To do: Take every line from the listing below that contains "Public".

Record list:
-------------------------

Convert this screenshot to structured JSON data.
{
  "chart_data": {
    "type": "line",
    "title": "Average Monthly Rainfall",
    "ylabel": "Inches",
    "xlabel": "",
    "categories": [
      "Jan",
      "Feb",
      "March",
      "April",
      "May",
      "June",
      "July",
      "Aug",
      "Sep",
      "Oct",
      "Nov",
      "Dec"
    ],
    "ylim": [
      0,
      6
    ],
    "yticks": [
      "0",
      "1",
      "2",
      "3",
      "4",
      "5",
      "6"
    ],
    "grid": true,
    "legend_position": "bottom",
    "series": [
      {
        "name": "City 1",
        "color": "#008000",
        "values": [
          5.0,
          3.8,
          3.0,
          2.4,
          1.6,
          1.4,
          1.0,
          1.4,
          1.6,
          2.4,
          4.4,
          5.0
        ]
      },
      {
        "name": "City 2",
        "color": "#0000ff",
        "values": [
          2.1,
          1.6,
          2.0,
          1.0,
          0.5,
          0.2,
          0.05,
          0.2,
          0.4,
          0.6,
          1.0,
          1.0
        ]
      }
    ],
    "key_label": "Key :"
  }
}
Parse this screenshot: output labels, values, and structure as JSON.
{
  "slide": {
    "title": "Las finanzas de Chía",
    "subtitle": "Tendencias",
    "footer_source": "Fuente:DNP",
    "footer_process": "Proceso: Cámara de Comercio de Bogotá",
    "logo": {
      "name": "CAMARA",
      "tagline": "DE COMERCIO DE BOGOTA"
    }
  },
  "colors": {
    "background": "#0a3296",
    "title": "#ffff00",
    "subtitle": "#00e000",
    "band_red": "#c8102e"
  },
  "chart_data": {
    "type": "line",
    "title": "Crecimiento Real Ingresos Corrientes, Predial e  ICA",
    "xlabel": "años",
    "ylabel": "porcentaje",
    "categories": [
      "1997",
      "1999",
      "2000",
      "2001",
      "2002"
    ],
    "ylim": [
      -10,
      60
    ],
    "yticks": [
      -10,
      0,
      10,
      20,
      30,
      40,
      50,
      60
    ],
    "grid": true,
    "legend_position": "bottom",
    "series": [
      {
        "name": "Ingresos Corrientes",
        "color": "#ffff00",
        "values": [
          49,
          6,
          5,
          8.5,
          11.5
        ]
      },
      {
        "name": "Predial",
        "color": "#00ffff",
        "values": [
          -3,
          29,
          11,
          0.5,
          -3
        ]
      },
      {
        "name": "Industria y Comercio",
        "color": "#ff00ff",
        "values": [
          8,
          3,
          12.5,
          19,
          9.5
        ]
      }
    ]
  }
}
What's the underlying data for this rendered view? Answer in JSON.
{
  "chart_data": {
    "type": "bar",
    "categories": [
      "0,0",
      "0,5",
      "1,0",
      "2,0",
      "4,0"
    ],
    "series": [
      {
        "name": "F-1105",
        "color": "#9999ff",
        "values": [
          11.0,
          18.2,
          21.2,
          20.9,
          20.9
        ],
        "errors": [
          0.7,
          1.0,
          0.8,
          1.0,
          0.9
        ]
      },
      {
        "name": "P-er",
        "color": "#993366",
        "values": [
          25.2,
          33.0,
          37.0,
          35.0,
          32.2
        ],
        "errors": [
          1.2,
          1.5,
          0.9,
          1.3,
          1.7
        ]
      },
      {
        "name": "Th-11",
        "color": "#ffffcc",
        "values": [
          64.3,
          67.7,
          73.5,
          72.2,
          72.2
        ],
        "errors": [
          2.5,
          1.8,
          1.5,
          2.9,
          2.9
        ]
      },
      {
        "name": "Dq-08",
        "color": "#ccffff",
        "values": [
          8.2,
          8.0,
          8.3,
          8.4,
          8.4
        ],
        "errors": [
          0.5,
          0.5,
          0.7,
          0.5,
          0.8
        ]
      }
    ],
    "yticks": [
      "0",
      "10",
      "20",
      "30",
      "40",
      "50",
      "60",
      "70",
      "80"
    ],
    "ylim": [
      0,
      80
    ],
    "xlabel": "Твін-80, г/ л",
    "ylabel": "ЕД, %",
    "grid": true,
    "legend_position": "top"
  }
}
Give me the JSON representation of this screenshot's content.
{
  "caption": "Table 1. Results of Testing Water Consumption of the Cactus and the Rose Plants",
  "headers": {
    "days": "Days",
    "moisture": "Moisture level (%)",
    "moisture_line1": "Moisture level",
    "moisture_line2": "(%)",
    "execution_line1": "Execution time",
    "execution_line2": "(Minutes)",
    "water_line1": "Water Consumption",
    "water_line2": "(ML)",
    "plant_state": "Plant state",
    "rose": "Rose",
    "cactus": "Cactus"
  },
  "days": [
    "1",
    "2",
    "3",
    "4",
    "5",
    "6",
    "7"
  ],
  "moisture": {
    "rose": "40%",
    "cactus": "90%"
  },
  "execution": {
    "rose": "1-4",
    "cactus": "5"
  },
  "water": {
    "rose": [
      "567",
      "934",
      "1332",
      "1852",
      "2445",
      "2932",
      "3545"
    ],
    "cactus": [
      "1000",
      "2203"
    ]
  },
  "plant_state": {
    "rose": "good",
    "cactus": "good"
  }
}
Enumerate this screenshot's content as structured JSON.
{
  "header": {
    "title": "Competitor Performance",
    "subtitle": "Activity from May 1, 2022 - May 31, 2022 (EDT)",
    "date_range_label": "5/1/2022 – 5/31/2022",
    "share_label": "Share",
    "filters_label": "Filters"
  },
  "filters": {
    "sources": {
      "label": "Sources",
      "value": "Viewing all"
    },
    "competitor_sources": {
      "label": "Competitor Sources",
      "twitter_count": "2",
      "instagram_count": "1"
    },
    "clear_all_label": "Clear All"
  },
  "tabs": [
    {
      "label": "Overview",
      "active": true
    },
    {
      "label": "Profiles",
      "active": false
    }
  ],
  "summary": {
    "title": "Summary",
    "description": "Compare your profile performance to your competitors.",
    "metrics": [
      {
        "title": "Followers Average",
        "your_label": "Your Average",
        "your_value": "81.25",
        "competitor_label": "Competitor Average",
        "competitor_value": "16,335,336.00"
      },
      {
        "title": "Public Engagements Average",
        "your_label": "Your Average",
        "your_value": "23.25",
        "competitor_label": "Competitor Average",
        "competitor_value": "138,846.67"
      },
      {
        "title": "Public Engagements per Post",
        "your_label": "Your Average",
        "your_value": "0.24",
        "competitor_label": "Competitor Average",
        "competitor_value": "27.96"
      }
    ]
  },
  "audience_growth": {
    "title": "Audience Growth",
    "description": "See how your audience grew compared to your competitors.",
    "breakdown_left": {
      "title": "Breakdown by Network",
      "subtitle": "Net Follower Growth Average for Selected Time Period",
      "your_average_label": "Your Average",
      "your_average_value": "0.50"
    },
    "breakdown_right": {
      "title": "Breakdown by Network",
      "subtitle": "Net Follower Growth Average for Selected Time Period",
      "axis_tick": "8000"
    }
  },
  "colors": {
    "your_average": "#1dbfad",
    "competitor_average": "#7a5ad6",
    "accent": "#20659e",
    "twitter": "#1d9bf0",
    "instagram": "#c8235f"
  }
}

-------------------------

Reply:
        "title": "Public Engagements Average",
        "title": "Public Engagements per Post",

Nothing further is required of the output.